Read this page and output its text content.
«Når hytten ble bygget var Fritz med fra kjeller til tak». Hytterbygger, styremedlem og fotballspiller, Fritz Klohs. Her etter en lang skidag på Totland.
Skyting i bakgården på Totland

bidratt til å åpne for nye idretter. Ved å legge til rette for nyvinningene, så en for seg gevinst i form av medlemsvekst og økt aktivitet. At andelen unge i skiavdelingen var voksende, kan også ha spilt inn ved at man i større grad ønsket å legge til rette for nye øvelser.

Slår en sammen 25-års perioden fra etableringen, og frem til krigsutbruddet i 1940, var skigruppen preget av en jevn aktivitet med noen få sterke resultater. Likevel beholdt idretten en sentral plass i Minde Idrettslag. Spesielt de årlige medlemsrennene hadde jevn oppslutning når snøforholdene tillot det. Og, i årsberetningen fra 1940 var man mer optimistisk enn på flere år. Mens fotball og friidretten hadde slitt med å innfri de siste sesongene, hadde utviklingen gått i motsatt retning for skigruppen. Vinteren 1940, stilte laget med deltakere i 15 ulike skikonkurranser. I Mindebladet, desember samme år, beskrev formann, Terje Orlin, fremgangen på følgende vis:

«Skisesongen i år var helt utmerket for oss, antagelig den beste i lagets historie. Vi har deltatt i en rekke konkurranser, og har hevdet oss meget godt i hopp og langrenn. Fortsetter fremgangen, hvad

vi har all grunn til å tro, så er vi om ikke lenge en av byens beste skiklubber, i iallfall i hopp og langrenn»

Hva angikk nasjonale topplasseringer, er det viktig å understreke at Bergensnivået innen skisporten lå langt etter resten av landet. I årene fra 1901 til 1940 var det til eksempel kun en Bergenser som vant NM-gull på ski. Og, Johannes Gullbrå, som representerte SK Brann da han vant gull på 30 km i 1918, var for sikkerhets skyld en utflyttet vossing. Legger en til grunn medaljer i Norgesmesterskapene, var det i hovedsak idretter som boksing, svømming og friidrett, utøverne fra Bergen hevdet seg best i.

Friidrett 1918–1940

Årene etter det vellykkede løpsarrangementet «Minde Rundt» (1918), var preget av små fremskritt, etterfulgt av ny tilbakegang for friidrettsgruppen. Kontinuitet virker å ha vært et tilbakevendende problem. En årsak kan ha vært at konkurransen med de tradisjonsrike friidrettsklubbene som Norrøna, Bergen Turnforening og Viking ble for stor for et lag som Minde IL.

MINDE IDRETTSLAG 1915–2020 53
------------------------------------------------
Search the listing for the word "beste" and return each line that holds it.

«Skisesongen i år var helt utmerket for oss, antagelig den beste i lagets historie. Vi har deltatt i en rekke konkurranser, og har hevdet oss meget godt i hopp og langrenn. Fortsetter fremgangen, hvad
vi har all grunn til å tro, så er vi om ikke lenge en av byens beste skiklubber, i iallfall i hopp og langrenn»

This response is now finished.